Les manifestations sont désormais spontanées, numériques, difficilement chiffrables, sans organisateur – ou si peu – et rarement déclarées. Elles se sont multipliées sur l’ensemble du territoire national. Jusqu’à présent, les petites et moyennes villes étaient peu concernées par les phénomènes comme celui qu’elles ont pu connaître tous les samedis avec les « gilets jaunes ».
L’une des difficultés résidait dans le défaut d’organisation de nos services de renseignements pour comprendre ces manifestations nouvelles, qui touchent d’ailleurs l’ensemble du monde occidental, et dans le manque d’effectifs de police spécialistes de l’ordre public pour les organiser.
Je suis malheureusement obligé de constater que quinze escadrons de gendarmerie mobile et de compagnies républicaines de sécurité (CRS) ont été supprimés ces vingt dernières années. Lorsque la crise des « gilets jaunes » est survenue, les policiers spécialisés dans l’ordre public, spécialisation qui suppose un entraînement, un matériel, des effectifs et une stratégie particuliers, étaient peu nombreux. Cela a forcé des policiers dont ce n’était pas le métier – je pense par exemple à des policiers municipaux – à intervenir.
Les difficultés étaient extrêmement graves non seulement pour les policiers eux-mêmes, mais également pour les manifestants. Or le rôle du ministre de l’intérieur est d’assurer la sécurité de ces derniers, y compris, paradoxe démocratique, quand ils manifestent contre la police.
Afin de tenir compte d’une telle difficulté d’ordre public et des nouvelles formes de manifestations, nous vous proposons – c’est la première fois depuis vingt-cinq ans pour le ministère de l’intérieur – la création de onze unités d’intervention, dont sept escadrons de gendarmerie mobile et quatre unités de CRS, sur le modèle de la « CRS 8 » ; nous aurons l’occasion d’évoquer la nouvelle stratégie d’ordre public, monsieur le rapporteur.

******

### À compléter
**A)** Traduisez en anglais cette phrase de l'extrait sur les manifestations : « Les difficultés étaient extrêmement graves non seulement pour les policiers eux-mêmes, mais également pour les manifestants. »
**B)** D'après l'extrait sur les manifestations, combien d'unités d'intervention est-il proposé de créer, et comment se répartissent-elles ?
Les lignes placées juste après sont un document distinct de l'extrait.

### Données fournies
******

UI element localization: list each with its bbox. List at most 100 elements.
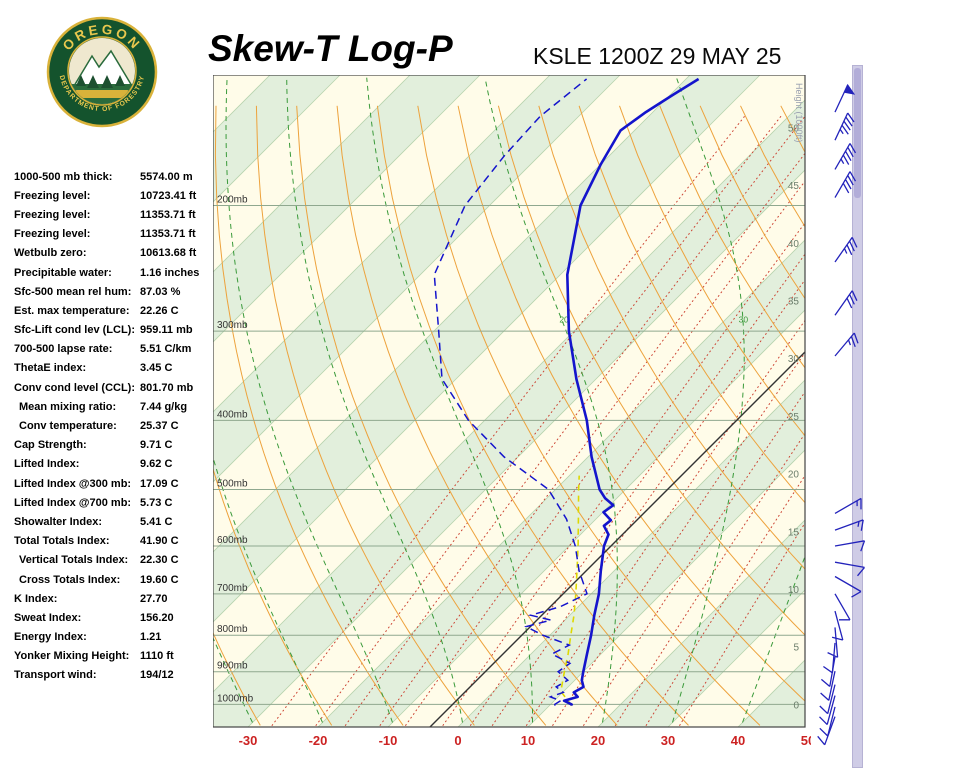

******

### Réponses dans l'ordre
**A)** The difficulties were extremely serious not only for the police officers themselves, but also for the demonstrators.

**B)** Onze unités d'intervention : sept escadrons de gendarmerie mobile et quatre unités de CRS.